- Directions for this task:
Extract all lines in the data that contain the word "Interactive".

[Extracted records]
+ + + + + + +
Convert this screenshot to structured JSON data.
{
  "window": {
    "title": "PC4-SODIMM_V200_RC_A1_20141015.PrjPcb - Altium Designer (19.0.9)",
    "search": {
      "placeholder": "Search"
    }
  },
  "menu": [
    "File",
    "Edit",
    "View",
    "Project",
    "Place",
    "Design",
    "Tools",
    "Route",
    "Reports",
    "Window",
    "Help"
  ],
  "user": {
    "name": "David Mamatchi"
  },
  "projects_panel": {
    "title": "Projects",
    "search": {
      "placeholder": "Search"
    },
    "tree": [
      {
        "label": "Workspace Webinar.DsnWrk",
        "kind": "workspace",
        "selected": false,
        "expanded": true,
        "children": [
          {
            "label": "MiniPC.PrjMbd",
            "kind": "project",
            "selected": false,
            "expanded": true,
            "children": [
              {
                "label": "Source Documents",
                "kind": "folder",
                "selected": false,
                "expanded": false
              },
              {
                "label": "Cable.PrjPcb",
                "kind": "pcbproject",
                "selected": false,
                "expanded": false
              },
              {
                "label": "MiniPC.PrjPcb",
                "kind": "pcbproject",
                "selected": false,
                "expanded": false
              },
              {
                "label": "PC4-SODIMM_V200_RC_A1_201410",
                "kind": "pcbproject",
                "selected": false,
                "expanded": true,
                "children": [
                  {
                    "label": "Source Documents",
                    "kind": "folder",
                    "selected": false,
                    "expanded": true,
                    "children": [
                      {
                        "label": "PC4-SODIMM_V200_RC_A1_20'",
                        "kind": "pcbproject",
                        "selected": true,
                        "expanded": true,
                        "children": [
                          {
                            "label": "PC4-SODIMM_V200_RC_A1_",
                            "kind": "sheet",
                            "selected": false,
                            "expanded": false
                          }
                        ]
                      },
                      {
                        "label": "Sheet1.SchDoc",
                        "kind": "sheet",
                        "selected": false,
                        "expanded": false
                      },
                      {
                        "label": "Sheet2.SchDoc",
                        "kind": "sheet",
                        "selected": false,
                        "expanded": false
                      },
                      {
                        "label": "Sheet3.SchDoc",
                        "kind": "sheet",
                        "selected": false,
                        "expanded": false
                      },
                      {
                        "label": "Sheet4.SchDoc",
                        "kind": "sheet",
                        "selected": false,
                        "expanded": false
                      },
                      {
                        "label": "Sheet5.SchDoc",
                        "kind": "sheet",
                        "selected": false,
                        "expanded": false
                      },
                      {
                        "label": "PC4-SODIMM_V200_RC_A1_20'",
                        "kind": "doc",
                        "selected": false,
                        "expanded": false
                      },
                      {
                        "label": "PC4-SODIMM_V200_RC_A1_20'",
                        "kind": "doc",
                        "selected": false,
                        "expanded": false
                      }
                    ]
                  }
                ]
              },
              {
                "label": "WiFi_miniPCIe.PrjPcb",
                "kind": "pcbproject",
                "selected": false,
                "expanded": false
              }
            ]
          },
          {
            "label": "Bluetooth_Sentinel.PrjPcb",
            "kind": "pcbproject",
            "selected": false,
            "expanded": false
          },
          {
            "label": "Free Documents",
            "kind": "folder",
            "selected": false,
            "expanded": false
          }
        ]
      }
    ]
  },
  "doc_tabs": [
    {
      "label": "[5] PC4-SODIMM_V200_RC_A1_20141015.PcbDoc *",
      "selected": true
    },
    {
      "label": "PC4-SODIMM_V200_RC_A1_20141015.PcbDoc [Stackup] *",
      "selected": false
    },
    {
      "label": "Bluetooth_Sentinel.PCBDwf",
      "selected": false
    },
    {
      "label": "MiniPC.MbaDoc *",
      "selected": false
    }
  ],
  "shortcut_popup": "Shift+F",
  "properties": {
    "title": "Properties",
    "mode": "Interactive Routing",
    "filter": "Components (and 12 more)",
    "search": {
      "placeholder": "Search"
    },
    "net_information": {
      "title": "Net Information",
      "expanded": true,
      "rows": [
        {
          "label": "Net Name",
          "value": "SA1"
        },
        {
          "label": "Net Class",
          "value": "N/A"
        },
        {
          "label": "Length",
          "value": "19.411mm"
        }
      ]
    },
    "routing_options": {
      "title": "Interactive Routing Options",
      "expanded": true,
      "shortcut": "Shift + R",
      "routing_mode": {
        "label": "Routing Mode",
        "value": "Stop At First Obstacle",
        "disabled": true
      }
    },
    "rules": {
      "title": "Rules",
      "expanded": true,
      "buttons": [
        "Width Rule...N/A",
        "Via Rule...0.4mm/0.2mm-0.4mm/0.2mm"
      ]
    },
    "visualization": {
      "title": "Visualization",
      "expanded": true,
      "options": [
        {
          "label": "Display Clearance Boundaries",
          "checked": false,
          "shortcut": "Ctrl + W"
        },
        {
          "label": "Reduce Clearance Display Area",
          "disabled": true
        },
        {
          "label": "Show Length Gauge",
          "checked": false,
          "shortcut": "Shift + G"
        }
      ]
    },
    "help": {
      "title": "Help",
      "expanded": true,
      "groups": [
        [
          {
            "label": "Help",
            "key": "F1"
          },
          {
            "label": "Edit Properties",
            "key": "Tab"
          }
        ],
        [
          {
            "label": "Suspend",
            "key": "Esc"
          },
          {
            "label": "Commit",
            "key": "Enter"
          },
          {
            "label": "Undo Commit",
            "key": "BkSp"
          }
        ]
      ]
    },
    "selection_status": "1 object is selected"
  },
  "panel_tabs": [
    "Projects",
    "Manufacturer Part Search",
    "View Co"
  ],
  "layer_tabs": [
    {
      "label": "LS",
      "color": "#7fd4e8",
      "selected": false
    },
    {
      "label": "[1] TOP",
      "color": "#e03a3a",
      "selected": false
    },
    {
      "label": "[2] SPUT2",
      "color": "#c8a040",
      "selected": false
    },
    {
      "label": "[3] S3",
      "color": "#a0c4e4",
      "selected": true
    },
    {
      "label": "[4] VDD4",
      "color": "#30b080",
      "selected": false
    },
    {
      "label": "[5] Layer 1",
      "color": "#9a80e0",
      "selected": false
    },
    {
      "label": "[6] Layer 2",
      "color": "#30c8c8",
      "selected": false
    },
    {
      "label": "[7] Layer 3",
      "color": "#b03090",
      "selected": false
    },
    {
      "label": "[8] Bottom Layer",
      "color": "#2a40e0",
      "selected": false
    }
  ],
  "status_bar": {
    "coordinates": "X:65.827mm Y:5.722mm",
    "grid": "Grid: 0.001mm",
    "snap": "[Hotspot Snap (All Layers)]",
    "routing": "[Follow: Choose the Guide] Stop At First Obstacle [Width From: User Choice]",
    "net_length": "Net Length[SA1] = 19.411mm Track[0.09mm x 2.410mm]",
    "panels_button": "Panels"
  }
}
+ + + + + + +
- Expected output:
    "mode": "Interactive Routing",
      "title": "Interactive Routing Options",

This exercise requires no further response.